REQUIREMENTS: Copy out the data below line for line, without changing anything.

ITEMS:
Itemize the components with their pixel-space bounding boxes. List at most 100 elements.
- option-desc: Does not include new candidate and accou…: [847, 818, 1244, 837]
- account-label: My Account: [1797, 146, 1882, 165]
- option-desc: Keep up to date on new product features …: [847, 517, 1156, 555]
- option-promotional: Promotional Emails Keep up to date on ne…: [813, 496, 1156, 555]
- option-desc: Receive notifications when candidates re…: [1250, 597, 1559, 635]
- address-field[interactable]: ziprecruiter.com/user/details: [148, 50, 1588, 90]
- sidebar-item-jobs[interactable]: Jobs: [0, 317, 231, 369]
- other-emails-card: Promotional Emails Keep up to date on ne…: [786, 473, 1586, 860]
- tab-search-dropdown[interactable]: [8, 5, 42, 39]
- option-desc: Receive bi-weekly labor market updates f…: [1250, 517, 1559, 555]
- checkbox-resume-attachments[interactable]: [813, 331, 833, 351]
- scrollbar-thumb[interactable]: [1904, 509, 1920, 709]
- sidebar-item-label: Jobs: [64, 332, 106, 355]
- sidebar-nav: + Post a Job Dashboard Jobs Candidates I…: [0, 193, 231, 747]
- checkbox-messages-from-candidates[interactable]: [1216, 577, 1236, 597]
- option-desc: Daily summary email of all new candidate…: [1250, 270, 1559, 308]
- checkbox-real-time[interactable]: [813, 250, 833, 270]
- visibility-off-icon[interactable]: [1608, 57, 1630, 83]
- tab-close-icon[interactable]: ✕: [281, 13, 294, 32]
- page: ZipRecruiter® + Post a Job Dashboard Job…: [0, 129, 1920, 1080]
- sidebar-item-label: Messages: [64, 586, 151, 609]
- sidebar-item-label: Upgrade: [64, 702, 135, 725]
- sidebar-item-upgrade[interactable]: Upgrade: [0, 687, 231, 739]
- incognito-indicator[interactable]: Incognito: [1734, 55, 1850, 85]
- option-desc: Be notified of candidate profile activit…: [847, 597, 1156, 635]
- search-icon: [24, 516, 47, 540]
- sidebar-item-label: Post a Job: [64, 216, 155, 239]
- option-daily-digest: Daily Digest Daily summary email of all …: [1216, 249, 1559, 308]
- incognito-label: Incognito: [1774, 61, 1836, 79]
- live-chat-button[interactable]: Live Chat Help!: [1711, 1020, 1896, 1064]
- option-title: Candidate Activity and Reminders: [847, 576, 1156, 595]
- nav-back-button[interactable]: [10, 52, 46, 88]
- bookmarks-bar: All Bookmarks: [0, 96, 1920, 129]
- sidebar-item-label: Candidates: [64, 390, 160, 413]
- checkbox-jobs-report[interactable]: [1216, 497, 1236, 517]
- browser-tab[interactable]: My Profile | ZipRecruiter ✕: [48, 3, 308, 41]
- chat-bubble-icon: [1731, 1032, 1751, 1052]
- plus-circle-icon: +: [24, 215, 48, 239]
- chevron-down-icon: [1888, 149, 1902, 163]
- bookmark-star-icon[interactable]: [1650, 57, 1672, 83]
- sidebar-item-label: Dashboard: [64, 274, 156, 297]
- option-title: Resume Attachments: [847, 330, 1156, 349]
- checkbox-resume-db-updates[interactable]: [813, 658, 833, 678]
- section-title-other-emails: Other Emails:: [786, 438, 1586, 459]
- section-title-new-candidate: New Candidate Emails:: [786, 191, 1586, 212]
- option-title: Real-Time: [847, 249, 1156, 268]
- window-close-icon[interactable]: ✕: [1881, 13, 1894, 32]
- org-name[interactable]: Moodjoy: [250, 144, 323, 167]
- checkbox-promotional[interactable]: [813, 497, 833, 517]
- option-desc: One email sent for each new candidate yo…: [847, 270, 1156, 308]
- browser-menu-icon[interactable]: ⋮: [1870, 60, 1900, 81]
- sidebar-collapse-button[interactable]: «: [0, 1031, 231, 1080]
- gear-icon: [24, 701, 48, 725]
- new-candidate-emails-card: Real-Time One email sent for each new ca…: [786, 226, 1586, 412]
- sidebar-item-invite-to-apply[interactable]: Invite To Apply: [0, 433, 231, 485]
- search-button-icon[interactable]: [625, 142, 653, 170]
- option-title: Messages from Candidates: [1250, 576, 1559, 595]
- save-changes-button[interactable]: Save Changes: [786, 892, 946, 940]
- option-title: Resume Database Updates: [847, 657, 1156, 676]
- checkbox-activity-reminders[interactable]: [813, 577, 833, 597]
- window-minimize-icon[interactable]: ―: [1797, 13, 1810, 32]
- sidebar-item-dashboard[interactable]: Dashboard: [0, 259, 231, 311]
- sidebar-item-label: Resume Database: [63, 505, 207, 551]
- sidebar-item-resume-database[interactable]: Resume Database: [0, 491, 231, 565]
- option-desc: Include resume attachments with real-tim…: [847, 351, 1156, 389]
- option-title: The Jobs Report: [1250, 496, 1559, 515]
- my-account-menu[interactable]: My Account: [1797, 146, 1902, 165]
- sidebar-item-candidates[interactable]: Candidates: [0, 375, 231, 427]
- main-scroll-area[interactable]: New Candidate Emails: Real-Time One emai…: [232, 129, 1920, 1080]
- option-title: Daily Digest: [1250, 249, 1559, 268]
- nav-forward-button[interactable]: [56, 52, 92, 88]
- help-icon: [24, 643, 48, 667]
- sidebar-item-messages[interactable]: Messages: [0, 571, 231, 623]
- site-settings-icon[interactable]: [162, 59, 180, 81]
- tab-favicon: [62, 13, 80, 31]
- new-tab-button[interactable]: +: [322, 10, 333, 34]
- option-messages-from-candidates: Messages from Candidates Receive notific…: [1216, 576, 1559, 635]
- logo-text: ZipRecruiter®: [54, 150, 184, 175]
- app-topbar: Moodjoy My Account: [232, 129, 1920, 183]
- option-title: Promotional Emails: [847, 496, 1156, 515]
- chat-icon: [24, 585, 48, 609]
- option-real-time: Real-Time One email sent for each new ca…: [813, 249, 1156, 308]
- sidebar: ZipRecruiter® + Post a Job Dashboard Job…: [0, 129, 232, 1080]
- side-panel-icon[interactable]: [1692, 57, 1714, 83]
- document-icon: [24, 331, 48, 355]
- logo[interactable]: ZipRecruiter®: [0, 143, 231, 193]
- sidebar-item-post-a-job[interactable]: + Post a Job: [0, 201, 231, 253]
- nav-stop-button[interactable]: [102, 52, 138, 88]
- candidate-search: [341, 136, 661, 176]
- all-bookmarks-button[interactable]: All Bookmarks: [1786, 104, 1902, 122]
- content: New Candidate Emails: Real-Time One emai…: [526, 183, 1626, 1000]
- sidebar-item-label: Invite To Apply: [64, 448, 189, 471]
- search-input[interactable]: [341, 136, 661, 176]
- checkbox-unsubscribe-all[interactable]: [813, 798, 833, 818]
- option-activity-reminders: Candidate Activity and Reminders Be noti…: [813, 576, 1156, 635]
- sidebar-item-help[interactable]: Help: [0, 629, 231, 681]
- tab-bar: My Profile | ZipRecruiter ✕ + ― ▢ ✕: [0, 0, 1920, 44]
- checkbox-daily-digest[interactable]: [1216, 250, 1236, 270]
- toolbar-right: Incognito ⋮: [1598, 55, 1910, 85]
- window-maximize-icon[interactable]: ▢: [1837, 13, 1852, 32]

ANSWER TO THIS TASK:
Itemize the components with their pixel-space bounding boxes. List at most 100 elements.
- option-desc: Does not include new candidate and accou…: [847, 818, 1244, 837]
- account-label: My Account: [1797, 146, 1882, 165]
- option-desc: Keep up to date on new product features …: [847, 517, 1156, 555]
- option-promotional: Promotional Emails Keep up to date on ne…: [813, 496, 1156, 555]
- option-desc: Receive notifications when candidates re…: [1250, 597, 1559, 635]
- address-field[interactable]: ziprecruiter.com/user/details: [148, 50, 1588, 90]
- sidebar-item-jobs[interactable]: Jobs: [0, 317, 231, 369]
- other-emails-card: Promotional Emails Keep up to date on ne…: [786, 473, 1586, 860]
- tab-search-dropdown[interactable]: [8, 5, 42, 39]
- option-desc: Receive bi-weekly labor market updates f…: [1250, 517, 1559, 555]
- checkbox-resume-attachments[interactable]: [813, 331, 833, 351]
- scrollbar-thumb[interactable]: [1904, 509, 1920, 709]
- sidebar-item-label: Jobs: [64, 332, 106, 355]
- sidebar-nav: + Post a Job Dashboard Jobs Candidates I…: [0, 193, 231, 747]
- checkbox-messages-from-candidates[interactable]: [1216, 577, 1236, 597]
- option-desc: Daily summary email of all new candidate…: [1250, 270, 1559, 308]
- checkbox-real-time[interactable]: [813, 250, 833, 270]
- visibility-off-icon[interactable]: [1608, 57, 1630, 83]
- tab-close-icon[interactable]: ✕: [281, 13, 294, 32]
- page: ZipRecruiter® + Post a Job Dashboard Job…: [0, 129, 1920, 1080]
- sidebar-item-label: Messages: [64, 586, 151, 609]
- sidebar-item-label: Upgrade: [64, 702, 135, 725]
- sidebar-item-upgrade[interactable]: Upgrade: [0, 687, 231, 739]
- incognito-indicator[interactable]: Incognito: [1734, 55, 1850, 85]
- option-desc: Be notified of candidate profile activit…: [847, 597, 1156, 635]
- search-icon: [24, 516, 47, 540]
- sidebar-item-label: Post a Job: [64, 216, 155, 239]
- option-daily-digest: Daily Digest Daily summary email of all …: [1216, 249, 1559, 308]
- incognito-label: Incognito: [1774, 61, 1836, 79]
- live-chat-button[interactable]: Live Chat Help!: [1711, 1020, 1896, 1064]
- option-title: Candidate Activity and Reminders: [847, 576, 1156, 595]
- nav-back-button[interactable]: [10, 52, 46, 88]
- bookmarks-bar: All Bookmarks: [0, 96, 1920, 129]
- sidebar-item-label: Candidates: [64, 390, 160, 413]
- checkbox-jobs-report[interactable]: [1216, 497, 1236, 517]
- browser-tab[interactable]: My Profile | ZipRecruiter ✕: [48, 3, 308, 41]
- chat-bubble-icon: [1731, 1032, 1751, 1052]
- plus-circle-icon: +: [24, 215, 48, 239]
- chevron-down-icon: [1888, 149, 1902, 163]
- bookmark-star-icon[interactable]: [1650, 57, 1672, 83]
- sidebar-item-label: Dashboard: [64, 274, 156, 297]
- option-title: Resume Attachments: [847, 330, 1156, 349]
- checkbox-resume-db-updates[interactable]: [813, 658, 833, 678]
- section-title-other-emails: Other Emails:: [786, 438, 1586, 459]
- section-title-new-candidate: New Candidate Emails:: [786, 191, 1586, 212]
- option-title: Real-Time: [847, 249, 1156, 268]
- window-close-icon[interactable]: ✕: [1881, 13, 1894, 32]
- org-name[interactable]: Moodjoy: [250, 144, 323, 167]
- checkbox-promotional[interactable]: [813, 497, 833, 517]
- option-desc: One email sent for each new candidate yo…: [847, 270, 1156, 308]
- browser-menu-icon[interactable]: ⋮: [1870, 60, 1900, 81]
- sidebar-collapse-button[interactable]: «: [0, 1031, 231, 1080]
- gear-icon: [24, 701, 48, 725]
- new-candidate-emails-card: Real-Time One email sent for each new ca…: [786, 226, 1586, 412]
- sidebar-item-invite-to-apply[interactable]: Invite To Apply: [0, 433, 231, 485]
- search-button-icon[interactable]: [625, 142, 653, 170]
- option-title: Messages from Candidates: [1250, 576, 1559, 595]
- save-changes-button[interactable]: Save Changes: [786, 892, 946, 940]
- option-title: Resume Database Updates: [847, 657, 1156, 676]
- checkbox-activity-reminders[interactable]: [813, 577, 833, 597]
- window-minimize-icon[interactable]: ―: [1797, 13, 1810, 32]
- sidebar-item-dashboard[interactable]: Dashboard: [0, 259, 231, 311]
- sidebar-item-label: Resume Database: [63, 505, 207, 551]
- sidebar-item-resume-database[interactable]: Resume Database: [0, 491, 231, 565]
- option-desc: Include resume attachments with real-tim…: [847, 351, 1156, 389]
- option-title: The Jobs Report: [1250, 496, 1559, 515]
- my-account-menu[interactable]: My Account: [1797, 146, 1902, 165]
- sidebar-item-candidates[interactable]: Candidates: [0, 375, 231, 427]
- main-scroll-area[interactable]: New Candidate Emails: Real-Time One emai…: [232, 129, 1920, 1080]
- option-title: Daily Digest: [1250, 249, 1559, 268]
- nav-forward-button[interactable]: [56, 52, 92, 88]
- help-icon: [24, 643, 48, 667]
- sidebar-item-messages[interactable]: Messages: [0, 571, 231, 623]
- site-settings-icon[interactable]: [162, 59, 180, 81]
- tab-favicon: [62, 13, 80, 31]
- new-tab-button[interactable]: +: [322, 10, 333, 34]
- option-messages-from-candidates: Messages from Candidates Receive notific…: [1216, 576, 1559, 635]
- logo-text: ZipRecruiter®: [54, 150, 184, 175]
- app-topbar: Moodjoy My Account: [232, 129, 1920, 183]
- option-title: Promotional Emails: [847, 496, 1156, 515]
- chat-icon: [24, 585, 48, 609]
- option-real-time: Real-Time One email sent for each new ca…: [813, 249, 1156, 308]
- sidebar: ZipRecruiter® + Post a Job Dashboard Job…: [0, 129, 232, 1080]
- side-panel-icon[interactable]: [1692, 57, 1714, 83]
- document-icon: [24, 331, 48, 355]
- logo[interactable]: ZipRecruiter®: [0, 143, 231, 193]
- sidebar-item-post-a-job[interactable]: + Post a Job: [0, 201, 231, 253]
- nav-stop-button[interactable]: [102, 52, 138, 88]
- candidate-search: [341, 136, 661, 176]
- all-bookmarks-button[interactable]: All Bookmarks: [1786, 104, 1902, 122]
- content: New Candidate Emails: Real-Time One emai…: [526, 183, 1626, 1000]
- sidebar-item-label: Invite To Apply: [64, 448, 189, 471]
- search-input[interactable]: [341, 136, 661, 176]
- checkbox-unsubscribe-all[interactable]: [813, 798, 833, 818]
- option-activity-reminders: Candidate Activity and Reminders Be noti…: [813, 576, 1156, 635]
- sidebar-item-help[interactable]: Help: [0, 629, 231, 681]
- tab-bar: My Profile | ZipRecruiter ✕ + ― ▢ ✕: [0, 0, 1920, 44]
- checkbox-daily-digest[interactable]: [1216, 250, 1236, 270]
- toolbar-right: Incognito ⋮: [1598, 55, 1910, 85]
- window-maximize-icon[interactable]: ▢: [1837, 13, 1852, 32]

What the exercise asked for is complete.